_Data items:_
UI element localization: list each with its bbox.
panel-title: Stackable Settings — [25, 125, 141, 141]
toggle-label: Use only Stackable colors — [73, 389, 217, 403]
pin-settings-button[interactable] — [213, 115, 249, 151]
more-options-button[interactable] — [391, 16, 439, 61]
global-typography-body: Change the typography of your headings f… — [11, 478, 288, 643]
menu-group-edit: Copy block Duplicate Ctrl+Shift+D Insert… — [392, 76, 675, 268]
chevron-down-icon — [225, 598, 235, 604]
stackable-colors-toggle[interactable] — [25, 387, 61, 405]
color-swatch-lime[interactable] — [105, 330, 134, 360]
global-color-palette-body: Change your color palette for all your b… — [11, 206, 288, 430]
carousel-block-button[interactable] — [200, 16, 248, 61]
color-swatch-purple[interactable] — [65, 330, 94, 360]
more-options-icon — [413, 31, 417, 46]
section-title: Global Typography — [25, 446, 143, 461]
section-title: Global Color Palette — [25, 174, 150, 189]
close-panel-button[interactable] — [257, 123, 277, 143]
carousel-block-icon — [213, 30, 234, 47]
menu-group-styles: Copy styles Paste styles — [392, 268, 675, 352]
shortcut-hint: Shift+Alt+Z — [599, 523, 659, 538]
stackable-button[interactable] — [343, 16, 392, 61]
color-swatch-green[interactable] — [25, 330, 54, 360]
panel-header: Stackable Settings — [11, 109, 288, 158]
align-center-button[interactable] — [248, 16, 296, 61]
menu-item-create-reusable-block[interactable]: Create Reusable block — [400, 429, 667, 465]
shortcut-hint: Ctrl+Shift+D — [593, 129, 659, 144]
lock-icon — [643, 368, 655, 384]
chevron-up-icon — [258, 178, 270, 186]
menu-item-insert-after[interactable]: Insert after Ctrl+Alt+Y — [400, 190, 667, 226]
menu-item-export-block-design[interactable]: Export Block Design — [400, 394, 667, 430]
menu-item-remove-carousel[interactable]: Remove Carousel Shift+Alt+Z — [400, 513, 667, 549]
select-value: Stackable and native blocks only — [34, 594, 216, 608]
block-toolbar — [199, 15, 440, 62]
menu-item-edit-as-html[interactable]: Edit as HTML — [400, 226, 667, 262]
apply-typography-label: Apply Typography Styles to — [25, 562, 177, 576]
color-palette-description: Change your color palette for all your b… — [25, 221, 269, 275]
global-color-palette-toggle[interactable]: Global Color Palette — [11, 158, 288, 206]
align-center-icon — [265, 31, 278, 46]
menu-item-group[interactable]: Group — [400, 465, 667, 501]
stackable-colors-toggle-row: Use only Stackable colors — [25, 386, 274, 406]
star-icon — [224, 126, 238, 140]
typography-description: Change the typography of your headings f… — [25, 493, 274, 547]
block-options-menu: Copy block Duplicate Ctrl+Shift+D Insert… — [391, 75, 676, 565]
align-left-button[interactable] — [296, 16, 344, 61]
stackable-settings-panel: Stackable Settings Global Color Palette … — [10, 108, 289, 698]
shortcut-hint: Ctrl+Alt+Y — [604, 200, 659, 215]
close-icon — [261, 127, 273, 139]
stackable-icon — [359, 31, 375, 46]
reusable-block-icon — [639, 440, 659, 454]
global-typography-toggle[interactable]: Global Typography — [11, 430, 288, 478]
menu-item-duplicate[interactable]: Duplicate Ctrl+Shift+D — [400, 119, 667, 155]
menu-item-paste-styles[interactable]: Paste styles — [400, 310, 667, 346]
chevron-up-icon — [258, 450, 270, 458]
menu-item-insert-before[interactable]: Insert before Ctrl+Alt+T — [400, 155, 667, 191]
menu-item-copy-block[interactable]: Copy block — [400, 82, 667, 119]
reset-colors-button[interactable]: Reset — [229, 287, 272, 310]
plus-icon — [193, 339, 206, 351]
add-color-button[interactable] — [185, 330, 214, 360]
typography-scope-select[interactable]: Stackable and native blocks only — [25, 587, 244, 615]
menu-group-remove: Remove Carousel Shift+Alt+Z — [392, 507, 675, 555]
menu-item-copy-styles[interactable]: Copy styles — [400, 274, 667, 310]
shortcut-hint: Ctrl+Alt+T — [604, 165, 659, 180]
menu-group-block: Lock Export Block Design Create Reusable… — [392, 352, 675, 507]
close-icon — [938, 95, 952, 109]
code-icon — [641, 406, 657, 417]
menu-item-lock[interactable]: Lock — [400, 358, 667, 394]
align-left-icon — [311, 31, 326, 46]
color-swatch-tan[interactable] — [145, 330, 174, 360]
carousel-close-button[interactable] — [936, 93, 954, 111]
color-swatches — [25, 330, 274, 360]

_Instructions for the task:_
Copy out, word for word, the lines of the records above from the very first one through the line containing "more-options-button[interactable] — [391, 16, 439, 61]", including both.

_Problem solution:_
UI element localization: list each with its bbox.
panel-title: Stackable Settings — [25, 125, 141, 141]
toggle-label: Use only Stackable colors — [73, 389, 217, 403]
pin-settings-button[interactable] — [213, 115, 249, 151]
more-options-button[interactable] — [391, 16, 439, 61]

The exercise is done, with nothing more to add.